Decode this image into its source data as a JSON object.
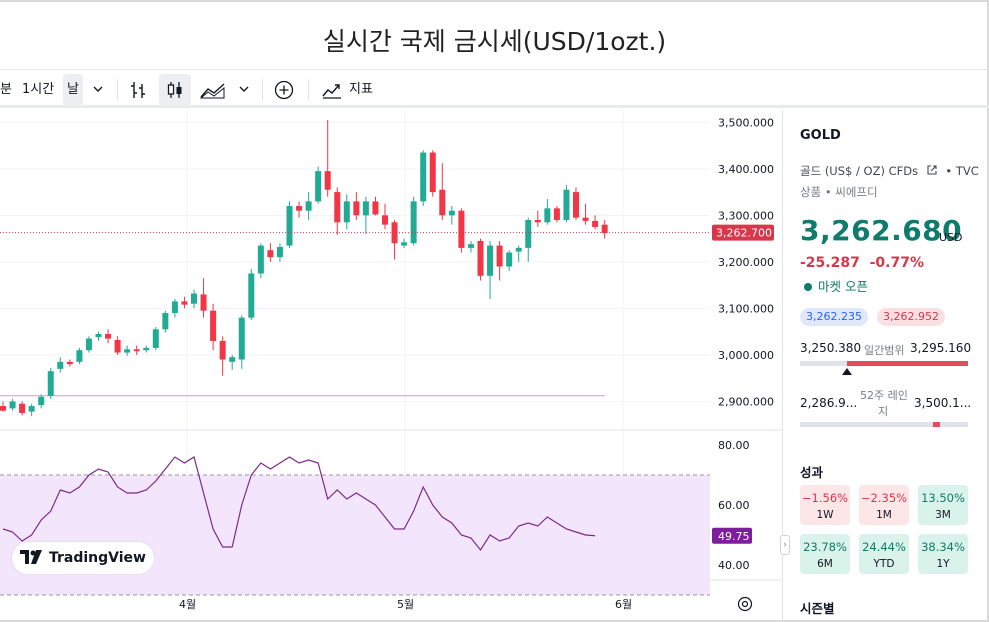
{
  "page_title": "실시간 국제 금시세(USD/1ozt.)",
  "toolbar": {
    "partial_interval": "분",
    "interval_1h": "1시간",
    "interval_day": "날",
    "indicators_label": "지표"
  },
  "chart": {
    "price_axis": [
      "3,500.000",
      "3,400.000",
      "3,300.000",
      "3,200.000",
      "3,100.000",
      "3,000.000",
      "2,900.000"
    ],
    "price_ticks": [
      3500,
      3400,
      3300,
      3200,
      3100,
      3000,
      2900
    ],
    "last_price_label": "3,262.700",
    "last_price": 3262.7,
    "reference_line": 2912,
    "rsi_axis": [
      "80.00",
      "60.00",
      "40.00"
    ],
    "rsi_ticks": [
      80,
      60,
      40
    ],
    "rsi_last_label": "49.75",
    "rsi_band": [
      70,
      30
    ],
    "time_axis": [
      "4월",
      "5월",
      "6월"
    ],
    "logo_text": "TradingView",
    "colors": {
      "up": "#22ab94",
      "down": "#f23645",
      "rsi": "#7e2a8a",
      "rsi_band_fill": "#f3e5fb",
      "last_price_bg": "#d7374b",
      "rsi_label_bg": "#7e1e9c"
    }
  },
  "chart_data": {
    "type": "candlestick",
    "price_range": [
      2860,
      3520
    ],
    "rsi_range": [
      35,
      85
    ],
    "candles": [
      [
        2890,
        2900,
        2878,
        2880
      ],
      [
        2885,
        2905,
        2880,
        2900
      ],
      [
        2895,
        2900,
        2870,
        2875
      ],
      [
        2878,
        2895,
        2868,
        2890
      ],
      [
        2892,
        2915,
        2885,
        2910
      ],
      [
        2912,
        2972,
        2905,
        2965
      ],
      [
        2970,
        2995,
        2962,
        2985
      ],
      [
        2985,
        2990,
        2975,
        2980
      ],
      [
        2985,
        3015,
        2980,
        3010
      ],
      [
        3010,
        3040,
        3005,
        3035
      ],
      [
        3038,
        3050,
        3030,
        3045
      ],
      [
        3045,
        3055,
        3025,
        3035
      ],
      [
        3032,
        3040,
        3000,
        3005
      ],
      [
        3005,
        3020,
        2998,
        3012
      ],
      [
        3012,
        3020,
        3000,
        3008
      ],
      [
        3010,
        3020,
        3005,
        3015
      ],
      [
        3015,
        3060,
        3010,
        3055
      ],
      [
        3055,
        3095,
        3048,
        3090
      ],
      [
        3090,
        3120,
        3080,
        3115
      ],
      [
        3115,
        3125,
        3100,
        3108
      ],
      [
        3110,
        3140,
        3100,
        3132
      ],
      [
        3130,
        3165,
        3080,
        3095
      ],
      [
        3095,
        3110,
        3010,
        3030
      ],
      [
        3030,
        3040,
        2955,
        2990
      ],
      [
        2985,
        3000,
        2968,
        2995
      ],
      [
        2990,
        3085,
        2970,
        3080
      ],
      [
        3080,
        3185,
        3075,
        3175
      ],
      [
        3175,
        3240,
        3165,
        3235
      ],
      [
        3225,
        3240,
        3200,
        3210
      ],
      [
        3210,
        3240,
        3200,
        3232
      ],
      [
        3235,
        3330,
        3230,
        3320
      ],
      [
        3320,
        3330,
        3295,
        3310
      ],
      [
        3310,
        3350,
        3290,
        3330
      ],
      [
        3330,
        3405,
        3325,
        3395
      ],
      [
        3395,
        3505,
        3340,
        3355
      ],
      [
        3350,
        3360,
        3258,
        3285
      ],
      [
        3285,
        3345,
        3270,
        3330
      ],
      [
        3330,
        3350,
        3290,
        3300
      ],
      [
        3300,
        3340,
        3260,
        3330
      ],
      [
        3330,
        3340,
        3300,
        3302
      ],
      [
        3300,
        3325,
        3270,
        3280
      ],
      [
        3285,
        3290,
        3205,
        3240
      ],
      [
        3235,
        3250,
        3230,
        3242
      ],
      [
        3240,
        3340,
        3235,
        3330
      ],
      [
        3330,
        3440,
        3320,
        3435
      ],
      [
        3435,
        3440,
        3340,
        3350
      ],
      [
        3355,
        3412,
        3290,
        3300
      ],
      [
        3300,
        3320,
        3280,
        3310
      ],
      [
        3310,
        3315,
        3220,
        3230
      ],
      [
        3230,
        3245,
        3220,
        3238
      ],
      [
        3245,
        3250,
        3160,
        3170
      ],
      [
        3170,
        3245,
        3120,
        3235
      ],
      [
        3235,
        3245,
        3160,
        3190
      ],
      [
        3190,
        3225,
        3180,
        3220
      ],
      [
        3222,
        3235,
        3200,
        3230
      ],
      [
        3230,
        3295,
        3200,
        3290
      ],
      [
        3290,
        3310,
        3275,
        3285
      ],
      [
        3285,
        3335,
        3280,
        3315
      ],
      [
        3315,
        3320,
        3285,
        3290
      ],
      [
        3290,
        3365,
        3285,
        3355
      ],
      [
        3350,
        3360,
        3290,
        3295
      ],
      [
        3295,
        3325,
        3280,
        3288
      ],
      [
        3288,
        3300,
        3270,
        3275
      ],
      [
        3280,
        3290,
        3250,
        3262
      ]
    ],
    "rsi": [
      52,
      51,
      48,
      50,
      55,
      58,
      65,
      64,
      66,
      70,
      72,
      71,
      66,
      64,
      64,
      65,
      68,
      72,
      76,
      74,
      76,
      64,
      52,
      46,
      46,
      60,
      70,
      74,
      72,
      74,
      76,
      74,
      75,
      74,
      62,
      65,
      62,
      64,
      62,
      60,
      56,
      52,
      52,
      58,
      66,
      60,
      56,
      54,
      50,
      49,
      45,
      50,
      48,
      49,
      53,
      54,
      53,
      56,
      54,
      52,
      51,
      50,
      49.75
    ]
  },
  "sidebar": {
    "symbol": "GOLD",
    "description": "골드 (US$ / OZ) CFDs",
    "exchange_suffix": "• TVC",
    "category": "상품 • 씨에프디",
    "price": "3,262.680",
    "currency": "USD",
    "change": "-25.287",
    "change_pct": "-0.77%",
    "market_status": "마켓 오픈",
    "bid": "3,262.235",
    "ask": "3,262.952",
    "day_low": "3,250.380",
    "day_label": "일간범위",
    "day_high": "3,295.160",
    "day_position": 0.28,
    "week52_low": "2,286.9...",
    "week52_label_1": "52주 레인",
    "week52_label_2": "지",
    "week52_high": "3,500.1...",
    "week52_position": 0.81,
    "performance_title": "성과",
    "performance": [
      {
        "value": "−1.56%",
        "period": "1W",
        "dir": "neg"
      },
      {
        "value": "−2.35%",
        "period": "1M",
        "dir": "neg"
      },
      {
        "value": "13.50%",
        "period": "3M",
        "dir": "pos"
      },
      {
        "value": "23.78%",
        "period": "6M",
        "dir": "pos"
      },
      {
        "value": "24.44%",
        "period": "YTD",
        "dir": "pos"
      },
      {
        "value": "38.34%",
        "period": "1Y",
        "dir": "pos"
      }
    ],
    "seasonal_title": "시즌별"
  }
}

*Your instructions:* In the entries above, how many lines contain the word "period"? Answer with the number only.

*Result below:* 6